Set each entry down verbatim, omitting images.

◇ ◇ ◇ ◇

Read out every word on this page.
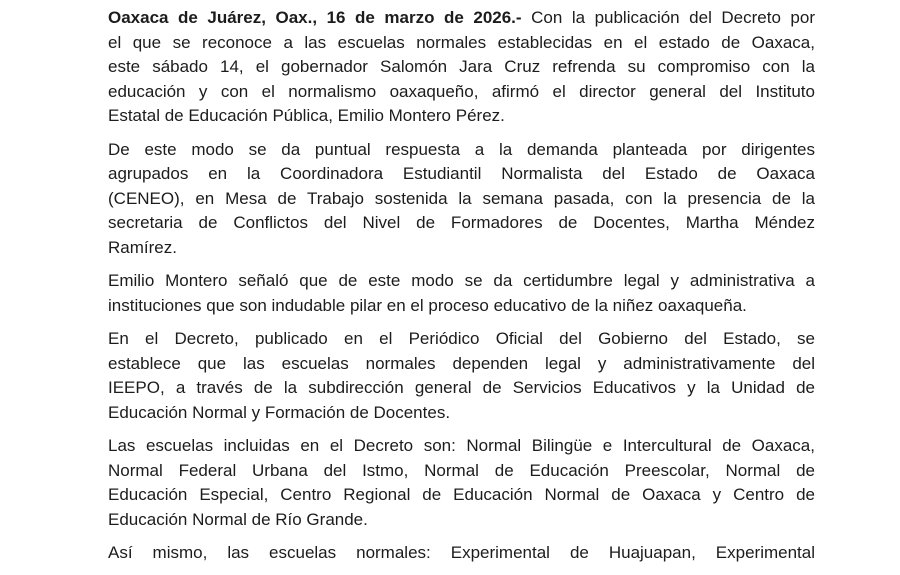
Oaxaca de Juárez, Oax., 16 de marzo de 2026.- Con la publicación del Decreto por
el que se reconoce a las escuelas normales establecidas en el estado de Oaxaca,
este sábado 14, el gobernador Salomón Jara Cruz refrenda su compromiso con la
educación y con el normalismo oaxaqueño, afirmó el director general del Instituto
Estatal de Educación Pública, Emilio Montero Pérez.
De este modo se da puntual respuesta a la demanda planteada por dirigentes
agrupados en la Coordinadora Estudiantil Normalista del Estado de Oaxaca
(CENEO), en Mesa de Trabajo sostenida la semana pasada, con la presencia de la
secretaria de Conflictos del Nivel de Formadores de Docentes, Martha Méndez
Ramírez.
Emilio Montero señaló que de este modo se da certidumbre legal y administrativa a
instituciones que son indudable pilar en el proceso educativo de la niñez oaxaqueña.
En el Decreto, publicado en el Periódico Oficial del Gobierno del Estado, se
establece que las escuelas normales dependen legal y administrativamente del
IEEPO, a través de la subdirección general de Servicios Educativos y la Unidad de
Educación Normal y Formación de Docentes.
Las escuelas incluidas en el Decreto son: Normal Bilingüe e Intercultural de Oaxaca,
Normal Federal Urbana del Istmo, Normal de Educación Preescolar, Normal de
Educación Especial, Centro Regional de Educación Normal de Oaxaca y Centro de
Educación Normal de Río Grande.
Así mismo, las escuelas normales: Experimental de Huajuapan, Experimental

◇ ◇ ◇ ◇

Written answer>
Read out every word on this page.
Oaxaca de Juárez, Oax., 16 de marzo de 2026.- Con la publicación del Decreto por
el que se reconoce a las escuelas normales establecidas en el estado de Oaxaca,
este sábado 14, el gobernador Salomón Jara Cruz refrenda su compromiso con la
educación y con el normalismo oaxaqueño, afirmó el director general del Instituto
Estatal de Educación Pública, Emilio Montero Pérez.
De este modo se da puntual respuesta a la demanda planteada por dirigentes
agrupados en la Coordinadora Estudiantil Normalista del Estado de Oaxaca
(CENEO), en Mesa de Trabajo sostenida la semana pasada, con la presencia de la
secretaria de Conflictos del Nivel de Formadores de Docentes, Martha Méndez
Ramírez.
Emilio Montero señaló que de este modo se da certidumbre legal y administrativa a
instituciones que son indudable pilar en el proceso educativo de la niñez oaxaqueña.
En el Decreto, publicado en el Periódico Oficial del Gobierno del Estado, se
establece que las escuelas normales dependen legal y administrativamente del
IEEPO, a través de la subdirección general de Servicios Educativos y la Unidad de
Educación Normal y Formación de Docentes.
Las escuelas incluidas en el Decreto son: Normal Bilingüe e Intercultural de Oaxaca,
Normal Federal Urbana del Istmo, Normal de Educación Preescolar, Normal de
Educación Especial, Centro Regional de Educación Normal de Oaxaca y Centro de
Educación Normal de Río Grande.
Así mismo, las escuelas normales: Experimental de Huajuapan, Experimental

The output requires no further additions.